EXERCISE INPUTS
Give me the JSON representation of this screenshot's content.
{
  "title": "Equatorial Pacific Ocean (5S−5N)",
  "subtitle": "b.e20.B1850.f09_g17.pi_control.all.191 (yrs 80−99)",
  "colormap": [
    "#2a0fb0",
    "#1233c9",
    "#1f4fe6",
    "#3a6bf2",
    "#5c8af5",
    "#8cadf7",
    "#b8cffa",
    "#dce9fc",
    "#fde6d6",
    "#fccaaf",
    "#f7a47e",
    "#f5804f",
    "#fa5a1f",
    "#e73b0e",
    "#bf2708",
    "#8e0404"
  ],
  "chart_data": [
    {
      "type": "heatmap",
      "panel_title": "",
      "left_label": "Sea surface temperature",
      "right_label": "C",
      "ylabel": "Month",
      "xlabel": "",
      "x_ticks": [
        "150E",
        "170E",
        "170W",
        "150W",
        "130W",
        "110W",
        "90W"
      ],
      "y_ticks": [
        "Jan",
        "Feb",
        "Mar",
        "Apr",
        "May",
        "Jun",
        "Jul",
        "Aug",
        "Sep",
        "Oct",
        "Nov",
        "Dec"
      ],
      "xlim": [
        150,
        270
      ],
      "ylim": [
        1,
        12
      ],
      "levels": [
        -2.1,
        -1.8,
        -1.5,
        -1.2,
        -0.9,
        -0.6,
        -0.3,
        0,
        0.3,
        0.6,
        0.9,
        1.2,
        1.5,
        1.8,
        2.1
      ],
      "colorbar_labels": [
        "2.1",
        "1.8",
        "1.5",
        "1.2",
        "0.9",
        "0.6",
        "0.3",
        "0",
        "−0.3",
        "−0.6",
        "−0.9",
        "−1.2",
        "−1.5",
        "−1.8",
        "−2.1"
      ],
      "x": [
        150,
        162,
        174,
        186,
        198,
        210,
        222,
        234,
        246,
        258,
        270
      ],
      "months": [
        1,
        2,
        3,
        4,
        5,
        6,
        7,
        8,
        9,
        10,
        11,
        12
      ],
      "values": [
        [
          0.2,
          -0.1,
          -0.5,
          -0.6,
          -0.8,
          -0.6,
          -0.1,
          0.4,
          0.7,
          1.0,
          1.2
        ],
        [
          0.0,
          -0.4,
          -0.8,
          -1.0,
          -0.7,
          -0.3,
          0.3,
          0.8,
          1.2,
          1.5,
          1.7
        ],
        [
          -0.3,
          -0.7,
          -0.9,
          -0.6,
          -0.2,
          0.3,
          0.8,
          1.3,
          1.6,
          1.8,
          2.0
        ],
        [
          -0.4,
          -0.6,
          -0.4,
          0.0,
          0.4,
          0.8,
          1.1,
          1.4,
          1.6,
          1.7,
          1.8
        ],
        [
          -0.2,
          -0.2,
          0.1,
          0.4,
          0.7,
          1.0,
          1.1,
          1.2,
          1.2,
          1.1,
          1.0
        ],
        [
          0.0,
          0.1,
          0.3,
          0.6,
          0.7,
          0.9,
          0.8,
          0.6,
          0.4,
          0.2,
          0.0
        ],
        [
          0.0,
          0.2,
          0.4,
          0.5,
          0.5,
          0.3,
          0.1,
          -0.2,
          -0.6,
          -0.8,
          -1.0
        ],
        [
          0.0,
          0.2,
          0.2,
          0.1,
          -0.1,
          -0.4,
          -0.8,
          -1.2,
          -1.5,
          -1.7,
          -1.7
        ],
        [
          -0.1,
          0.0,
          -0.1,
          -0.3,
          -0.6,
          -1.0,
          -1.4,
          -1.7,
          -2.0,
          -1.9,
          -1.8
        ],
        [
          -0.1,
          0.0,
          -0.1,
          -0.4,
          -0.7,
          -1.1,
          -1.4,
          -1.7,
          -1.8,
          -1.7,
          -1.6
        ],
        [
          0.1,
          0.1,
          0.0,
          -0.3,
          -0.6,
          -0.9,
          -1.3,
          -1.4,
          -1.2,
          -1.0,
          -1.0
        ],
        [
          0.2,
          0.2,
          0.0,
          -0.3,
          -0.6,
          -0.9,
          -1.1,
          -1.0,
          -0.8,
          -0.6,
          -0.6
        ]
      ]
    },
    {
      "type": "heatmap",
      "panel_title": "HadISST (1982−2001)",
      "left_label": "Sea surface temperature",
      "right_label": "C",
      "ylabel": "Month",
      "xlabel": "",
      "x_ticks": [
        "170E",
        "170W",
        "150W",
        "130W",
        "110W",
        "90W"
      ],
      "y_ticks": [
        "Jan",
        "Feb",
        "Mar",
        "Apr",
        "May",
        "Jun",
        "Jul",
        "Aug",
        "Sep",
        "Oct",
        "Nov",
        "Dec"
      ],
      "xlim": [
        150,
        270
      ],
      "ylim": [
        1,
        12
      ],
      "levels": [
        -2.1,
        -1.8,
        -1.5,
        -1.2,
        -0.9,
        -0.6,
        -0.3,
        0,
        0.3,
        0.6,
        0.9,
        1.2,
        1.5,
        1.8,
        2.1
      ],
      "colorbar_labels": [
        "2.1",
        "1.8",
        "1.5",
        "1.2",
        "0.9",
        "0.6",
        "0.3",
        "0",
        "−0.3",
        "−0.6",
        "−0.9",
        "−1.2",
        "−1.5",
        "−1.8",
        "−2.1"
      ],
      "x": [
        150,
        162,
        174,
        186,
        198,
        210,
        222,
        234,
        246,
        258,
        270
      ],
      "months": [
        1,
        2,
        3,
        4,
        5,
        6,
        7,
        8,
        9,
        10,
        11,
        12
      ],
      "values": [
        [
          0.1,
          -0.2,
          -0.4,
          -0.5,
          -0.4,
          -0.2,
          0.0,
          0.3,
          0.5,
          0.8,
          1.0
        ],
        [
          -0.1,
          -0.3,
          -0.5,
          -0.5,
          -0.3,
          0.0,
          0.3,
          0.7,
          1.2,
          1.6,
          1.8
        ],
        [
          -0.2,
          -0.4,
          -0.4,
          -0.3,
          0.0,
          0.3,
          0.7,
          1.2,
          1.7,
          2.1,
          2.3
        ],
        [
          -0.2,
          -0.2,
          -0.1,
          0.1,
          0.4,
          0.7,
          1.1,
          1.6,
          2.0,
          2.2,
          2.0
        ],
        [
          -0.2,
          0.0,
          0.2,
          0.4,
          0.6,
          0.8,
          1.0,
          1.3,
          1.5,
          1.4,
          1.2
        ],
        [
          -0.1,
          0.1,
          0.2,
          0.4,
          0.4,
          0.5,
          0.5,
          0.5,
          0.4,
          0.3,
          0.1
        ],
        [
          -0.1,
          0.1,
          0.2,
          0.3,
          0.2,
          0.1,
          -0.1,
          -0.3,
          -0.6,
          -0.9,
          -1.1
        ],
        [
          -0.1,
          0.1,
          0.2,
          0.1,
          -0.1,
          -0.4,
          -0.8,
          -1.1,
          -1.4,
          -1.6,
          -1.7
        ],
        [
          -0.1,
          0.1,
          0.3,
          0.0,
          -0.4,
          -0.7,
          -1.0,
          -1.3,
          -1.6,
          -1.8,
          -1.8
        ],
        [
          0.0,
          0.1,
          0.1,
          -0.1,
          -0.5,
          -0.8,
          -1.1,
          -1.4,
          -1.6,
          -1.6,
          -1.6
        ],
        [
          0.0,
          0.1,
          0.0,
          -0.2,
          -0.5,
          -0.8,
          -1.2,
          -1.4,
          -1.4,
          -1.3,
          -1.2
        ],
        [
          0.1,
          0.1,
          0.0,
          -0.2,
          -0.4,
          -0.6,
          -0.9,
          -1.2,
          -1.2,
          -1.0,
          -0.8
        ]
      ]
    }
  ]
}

TASK BRIEF
Print all of the data exactly as it was given.

EXPECTED OUTPUT
Give me the JSON representation of this screenshot's content.
{
  "title": "Equatorial Pacific Ocean (5S−5N)",
  "subtitle": "b.e20.B1850.f09_g17.pi_control.all.191 (yrs 80−99)",
  "colormap": [
    "#2a0fb0",
    "#1233c9",
    "#1f4fe6",
    "#3a6bf2",
    "#5c8af5",
    "#8cadf7",
    "#b8cffa",
    "#dce9fc",
    "#fde6d6",
    "#fccaaf",
    "#f7a47e",
    "#f5804f",
    "#fa5a1f",
    "#e73b0e",
    "#bf2708",
    "#8e0404"
  ],
  "chart_data": [
    {
      "type": "heatmap",
      "panel_title": "",
      "left_label": "Sea surface temperature",
      "right_label": "C",
      "ylabel": "Month",
      "xlabel": "",
      "x_ticks": [
        "150E",
        "170E",
        "170W",
        "150W",
        "130W",
        "110W",
        "90W"
      ],
      "y_ticks": [
        "Jan",
        "Feb",
        "Mar",
        "Apr",
        "May",
        "Jun",
        "Jul",
        "Aug",
        "Sep",
        "Oct",
        "Nov",
        "Dec"
      ],
      "xlim": [
        150,
        270
      ],
      "ylim": [
        1,
        12
      ],
      "levels": [
        -2.1,
        -1.8,
        -1.5,
        -1.2,
        -0.9,
        -0.6,
        -0.3,
        0,
        0.3,
        0.6,
        0.9,
        1.2,
        1.5,
        1.8,
        2.1
      ],
      "colorbar_labels": [
        "2.1",
        "1.8",
        "1.5",
        "1.2",
        "0.9",
        "0.6",
        "0.3",
        "0",
        "−0.3",
        "−0.6",
        "−0.9",
        "−1.2",
        "−1.5",
        "−1.8",
        "−2.1"
      ],
      "x": [
        150,
        162,
        174,
        186,
        198,
        210,
        222,
        234,
        246,
        258,
        270
      ],
      "months": [
        1,
        2,
        3,
        4,
        5,
        6,
        7,
        8,
        9,
        10,
        11,
        12
      ],
      "values": [
        [
          0.2,
          -0.1,
          -0.5,
          -0.6,
          -0.8,
          -0.6,
          -0.1,
          0.4,
          0.7,
          1.0,
          1.2
        ],
        [
          0.0,
          -0.4,
          -0.8,
          -1.0,
          -0.7,
          -0.3,
          0.3,
          0.8,
          1.2,
          1.5,
          1.7
        ],
        [
          -0.3,
          -0.7,
          -0.9,
          -0.6,
          -0.2,
          0.3,
          0.8,
          1.3,
          1.6,
          1.8,
          2.0
        ],
        [
          -0.4,
          -0.6,
          -0.4,
          0.0,
          0.4,
          0.8,
          1.1,
          1.4,
          1.6,
          1.7,
          1.8
        ],
        [
          -0.2,
          -0.2,
          0.1,
          0.4,
          0.7,
          1.0,
          1.1,
          1.2,
          1.2,
          1.1,
          1.0
        ],
        [
          0.0,
          0.1,
          0.3,
          0.6,
          0.7,
          0.9,
          0.8,
          0.6,
          0.4,
          0.2,
          0.0
        ],
        [
          0.0,
          0.2,
          0.4,
          0.5,
          0.5,
          0.3,
          0.1,
          -0.2,
          -0.6,
          -0.8,
          -1.0
        ],
        [
          0.0,
          0.2,
          0.2,
          0.1,
          -0.1,
          -0.4,
          -0.8,
          -1.2,
          -1.5,
          -1.7,
          -1.7
        ],
        [
          -0.1,
          0.0,
          -0.1,
          -0.3,
          -0.6,
          -1.0,
          -1.4,
          -1.7,
          -2.0,
          -1.9,
          -1.8
        ],
        [
          -0.1,
          0.0,
          -0.1,
          -0.4,
          -0.7,
          -1.1,
          -1.4,
          -1.7,
          -1.8,
          -1.7,
          -1.6
        ],
        [
          0.1,
          0.1,
          0.0,
          -0.3,
          -0.6,
          -0.9,
          -1.3,
          -1.4,
          -1.2,
          -1.0,
          -1.0
        ],
        [
          0.2,
          0.2,
          0.0,
          -0.3,
          -0.6,
          -0.9,
          -1.1,
          -1.0,
          -0.8,
          -0.6,
          -0.6
        ]
      ]
    },
    {
      "type": "heatmap",
      "panel_title": "HadISST (1982−2001)",
      "left_label": "Sea surface temperature",
      "right_label": "C",
      "ylabel": "Month",
      "xlabel": "",
      "x_ticks": [
        "170E",
        "170W",
        "150W",
        "130W",
        "110W",
        "90W"
      ],
      "y_ticks": [
        "Jan",
        "Feb",
        "Mar",
        "Apr",
        "May",
        "Jun",
        "Jul",
        "Aug",
        "Sep",
        "Oct",
        "Nov",
        "Dec"
      ],
      "xlim": [
        150,
        270
      ],
      "ylim": [
        1,
        12
      ],
      "levels": [
        -2.1,
        -1.8,
        -1.5,
        -1.2,
        -0.9,
        -0.6,
        -0.3,
        0,
        0.3,
        0.6,
        0.9,
        1.2,
        1.5,
        1.8,
        2.1
      ],
      "colorbar_labels": [
        "2.1",
        "1.8",
        "1.5",
        "1.2",
        "0.9",
        "0.6",
        "0.3",
        "0",
        "−0.3",
        "−0.6",
        "−0.9",
        "−1.2",
        "−1.5",
        "−1.8",
        "−2.1"
      ],
      "x": [
        150,
        162,
        174,
        186,
        198,
        210,
        222,
        234,
        246,
        258,
        270
      ],
      "months": [
        1,
        2,
        3,
        4,
        5,
        6,
        7,
        8,
        9,
        10,
        11,
        12
      ],
      "values": [
        [
          0.1,
          -0.2,
          -0.4,
          -0.5,
          -0.4,
          -0.2,
          0.0,
          0.3,
          0.5,
          0.8,
          1.0
        ],
        [
          -0.1,
          -0.3,
          -0.5,
          -0.5,
          -0.3,
          0.0,
          0.3,
          0.7,
          1.2,
          1.6,
          1.8
        ],
        [
          -0.2,
          -0.4,
          -0.4,
          -0.3,
          0.0,
          0.3,
          0.7,
          1.2,
          1.7,
          2.1,
          2.3
        ],
        [
          -0.2,
          -0.2,
          -0.1,
          0.1,
          0.4,
          0.7,
          1.1,
          1.6,
          2.0,
          2.2,
          2.0
        ],
        [
          -0.2,
          0.0,
          0.2,
          0.4,
          0.6,
          0.8,
          1.0,
          1.3,
          1.5,
          1.4,
          1.2
        ],
        [
          -0.1,
          0.1,
          0.2,
          0.4,
          0.4,
          0.5,
          0.5,
          0.5,
          0.4,
          0.3,
          0.1
        ],
        [
          -0.1,
          0.1,
          0.2,
          0.3,
          0.2,
          0.1,
          -0.1,
          -0.3,
          -0.6,
          -0.9,
          -1.1
        ],
        [
          -0.1,
          0.1,
          0.2,
          0.1,
          -0.1,
          -0.4,
          -0.8,
          -1.1,
          -1.4,
          -1.6,
          -1.7
        ],
        [
          -0.1,
          0.1,
          0.3,
          0.0,
          -0.4,
          -0.7,
          -1.0,
          -1.3,
          -1.6,
          -1.8,
          -1.8
        ],
        [
          0.0,
          0.1,
          0.1,
          -0.1,
          -0.5,
          -0.8,
          -1.1,
          -1.4,
          -1.6,
          -1.6,
          -1.6
        ],
        [
          0.0,
          0.1,
          0.0,
          -0.2,
          -0.5,
          -0.8,
          -1.2,
          -1.4,
          -1.4,
          -1.3,
          -1.2
        ],
        [
          0.1,
          0.1,
          0.0,
          -0.2,
          -0.4,
          -0.6,
          -0.9,
          -1.2,
          -1.2,
          -1.0,
          -0.8
        ]
      ]
    }
  ]
}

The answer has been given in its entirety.